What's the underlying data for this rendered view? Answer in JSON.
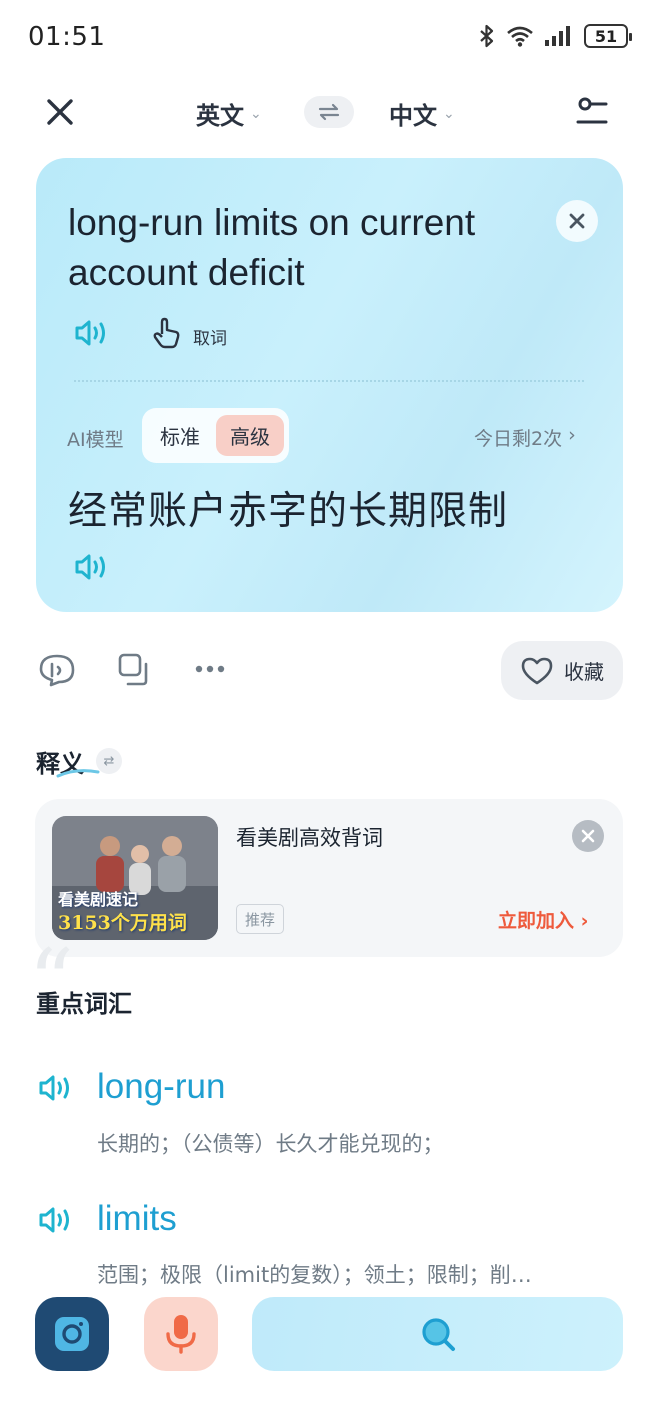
{
  "status": {
    "time": "01:51",
    "battery": "51"
  },
  "header": {
    "source_lang": "英文",
    "target_lang": "中文"
  },
  "card": {
    "source_text": "long-run limits on current account deficit",
    "pick_word_label": "取词",
    "ai_model_label": "AI模型",
    "model_standard": "标准",
    "model_advanced": "高级",
    "quota_text": "今日剩2次",
    "translation": "经常账户赤字的长期限制"
  },
  "actions": {
    "favorite_label": "收藏"
  },
  "definition": {
    "title": "释义"
  },
  "promo": {
    "title": "看美剧高效背词",
    "tag": "推荐",
    "cta": "立即加入 ›",
    "thumb_line1": "看美剧速记",
    "thumb_line2": "3153个万用词"
  },
  "vocab": {
    "title": "重点词汇",
    "items": [
      {
        "word": "long-run",
        "definition": "长期的；（公债等）长久才能兑现的；"
      },
      {
        "word": "limits",
        "definition": "范围；极限（limit的复数）；领土；限制；削…"
      }
    ]
  },
  "colors": {
    "accent": "#1e9fd1",
    "cta": "#ee5a3c",
    "camera": "#1f4a73",
    "mic": "#fbd6cc"
  }
}
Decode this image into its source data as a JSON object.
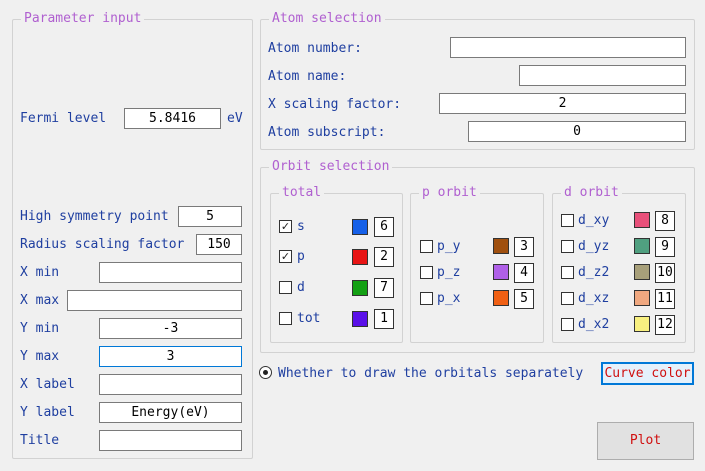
{
  "param": {
    "title": "Parameter input",
    "fermi_label": "Fermi level",
    "fermi_value": "5.8416",
    "fermi_unit": "eV",
    "hsp_label": "High symmetry point",
    "hsp_value": "5",
    "rsf_label": "Radius scaling factor",
    "rsf_value": "150",
    "xmin_label": "X min",
    "xmin_value": "",
    "xmax_label": "X max",
    "xmax_value": "",
    "ymin_label": "Y min",
    "ymin_value": "-3",
    "ymax_label": "Y max",
    "ymax_value": "3",
    "xlabel_label": "X label",
    "xlabel_value": "",
    "ylabel_label": "Y label",
    "ylabel_value": "Energy(eV)",
    "title_label": "Title",
    "title_value": ""
  },
  "atom": {
    "title": "Atom selection",
    "number_label": "Atom number:",
    "number_value": "",
    "name_label": "Atom name:",
    "name_value": "",
    "xscale_label": "X scaling factor:",
    "xscale_value": "2",
    "subscript_label": "Atom subscript:",
    "subscript_value": "0"
  },
  "orbit": {
    "title": "Orbit selection",
    "total": {
      "title": "total",
      "items": [
        {
          "label": "s",
          "checked": true,
          "color": "#1560e8",
          "num": "6"
        },
        {
          "label": "p",
          "checked": true,
          "color": "#e81414",
          "num": "2"
        },
        {
          "label": "d",
          "checked": false,
          "color": "#14a014",
          "num": "7"
        },
        {
          "label": "tot",
          "checked": false,
          "color": "#5a10e8",
          "num": "1"
        }
      ]
    },
    "p": {
      "title": "p orbit",
      "items": [
        {
          "label": "p_y",
          "checked": false,
          "color": "#a0500f",
          "num": "3"
        },
        {
          "label": "p_z",
          "checked": false,
          "color": "#b060e8",
          "num": "4"
        },
        {
          "label": "p_x",
          "checked": false,
          "color": "#f06014",
          "num": "5"
        }
      ]
    },
    "d": {
      "title": "d orbit",
      "items": [
        {
          "label": "d_xy",
          "checked": false,
          "color": "#e8507a",
          "num": "8"
        },
        {
          "label": "d_yz",
          "checked": false,
          "color": "#50a080",
          "num": "9"
        },
        {
          "label": "d_z2",
          "checked": false,
          "color": "#a8a07a",
          "num": "10"
        },
        {
          "label": "d_xz",
          "checked": false,
          "color": "#f0a880",
          "num": "11"
        },
        {
          "label": "d_x2",
          "checked": false,
          "color": "#f8f080",
          "num": "12"
        }
      ]
    }
  },
  "bottom": {
    "separate_label": "Whether to draw the orbitals separately",
    "curve_color_label": "Curve color",
    "plot_label": "Plot"
  },
  "colors": {
    "label": "#1f3fa0",
    "group_title": "#b060d0",
    "button_red": "#d01010",
    "focus": "#0078d7"
  }
}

━━━━━━━━━━━━━━━━━━━━━━━━━━━━━━

## Your goal
Restate each of the entries above word for word and skip every image.

## Exercise result
What's the underlying data for this rendered view? Answer in JSON.
{
  "status": {
    "time": "01:51",
    "battery": "51"
  },
  "header": {
    "source_lang": "英文",
    "target_lang": "中文"
  },
  "card": {
    "source_text": "long-run limits on current account deficit",
    "pick_word_label": "取词",
    "ai_model_label": "AI模型",
    "model_standard": "标准",
    "model_advanced": "高级",
    "quota_text": "今日剩2次",
    "translation": "经常账户赤字的长期限制"
  },
  "actions": {
    "favorite_label": "收藏"
  },
  "definition": {
    "title": "释义"
  },
  "promo": {
    "title": "看美剧高效背词",
    "tag": "推荐",
    "cta": "立即加入 ›",
    "thumb_line1": "看美剧速记",
    "thumb_line2": "3153个万用词"
  },
  "vocab": {
    "title": "重点词汇",
    "items": [
      {
        "word": "long-run",
        "definition": "长期的；（公债等）长久才能兑现的；"
      },
      {
        "word": "limits",
        "definition": "范围；极限（limit的复数）；领土；限制；削…"
      }
    ]
  },
  "colors": {
    "accent": "#1e9fd1",
    "cta": "#ee5a3c",
    "camera": "#1f4a73",
    "mic": "#fbd6cc"
  }
}
Decode this image into its source data as a JSON object.
{
  "param": {
    "title": "Parameter input",
    "fermi_label": "Fermi level",
    "fermi_value": "5.8416",
    "fermi_unit": "eV",
    "hsp_label": "High symmetry point",
    "hsp_value": "5",
    "rsf_label": "Radius scaling factor",
    "rsf_value": "150",
    "xmin_label": "X min",
    "xmin_value": "",
    "xmax_label": "X max",
    "xmax_value": "",
    "ymin_label": "Y min",
    "ymin_value": "-3",
    "ymax_label": "Y max",
    "ymax_value": "3",
    "xlabel_label": "X label",
    "xlabel_value": "",
    "ylabel_label": "Y label",
    "ylabel_value": "Energy(eV)",
    "title_label": "Title",
    "title_value": ""
  },
  "atom": {
    "title": "Atom selection",
    "number_label": "Atom number:",
    "number_value": "",
    "name_label": "Atom name:",
    "name_value": "",
    "xscale_label": "X scaling factor:",
    "xscale_value": "2",
    "subscript_label": "Atom subscript:",
    "subscript_value": "0"
  },
  "orbit": {
    "title": "Orbit selection",
    "total": {
      "title": "total",
      "items": [
        {
          "label": "s",
          "checked": true,
          "color": "#1560e8",
          "num": "6"
        },
        {
          "label": "p",
          "checked": true,
          "color": "#e81414",
          "num": "2"
        },
        {
          "label": "d",
          "checked": false,
          "color": "#14a014",
          "num": "7"
        },
        {
          "label": "tot",
          "checked": false,
          "color": "#5a10e8",
          "num": "1"
        }
      ]
    },
    "p": {
      "title": "p orbit",
      "items": [
        {
          "label": "p_y",
          "checked": false,
          "color": "#a0500f",
          "num": "3"
        },
        {
          "label": "p_z",
          "checked": false,
          "color": "#b060e8",
          "num": "4"
        },
        {
          "label": "p_x",
          "checked": false,
          "color": "#f06014",
          "num": "5"
        }
      ]
    },
    "d": {
      "title": "d orbit",
      "items": [
        {
          "label": "d_xy",
          "checked": false,
          "color": "#e8507a",
          "num": "8"
        },
        {
          "label": "d_yz",
          "checked": false,
          "color": "#50a080",
          "num": "9"
        },
        {
          "label": "d_z2",
          "checked": false,
          "color": "#a8a07a",
          "num": "10"
        },
        {
          "label": "d_xz",
          "checked": false,
          "color": "#f0a880",
          "num": "11"
        },
        {
          "label": "d_x2",
          "checked": false,
          "color": "#f8f080",
          "num": "12"
        }
      ]
    }
  },
  "bottom": {
    "separate_label": "Whether to draw the orbitals separately",
    "curve_color_label": "Curve color",
    "plot_label": "Plot"
  },
  "colors": {
    "label": "#1f3fa0",
    "group_title": "#b060d0",
    "button_red": "#d01010",
    "focus": "#0078d7"
  }
}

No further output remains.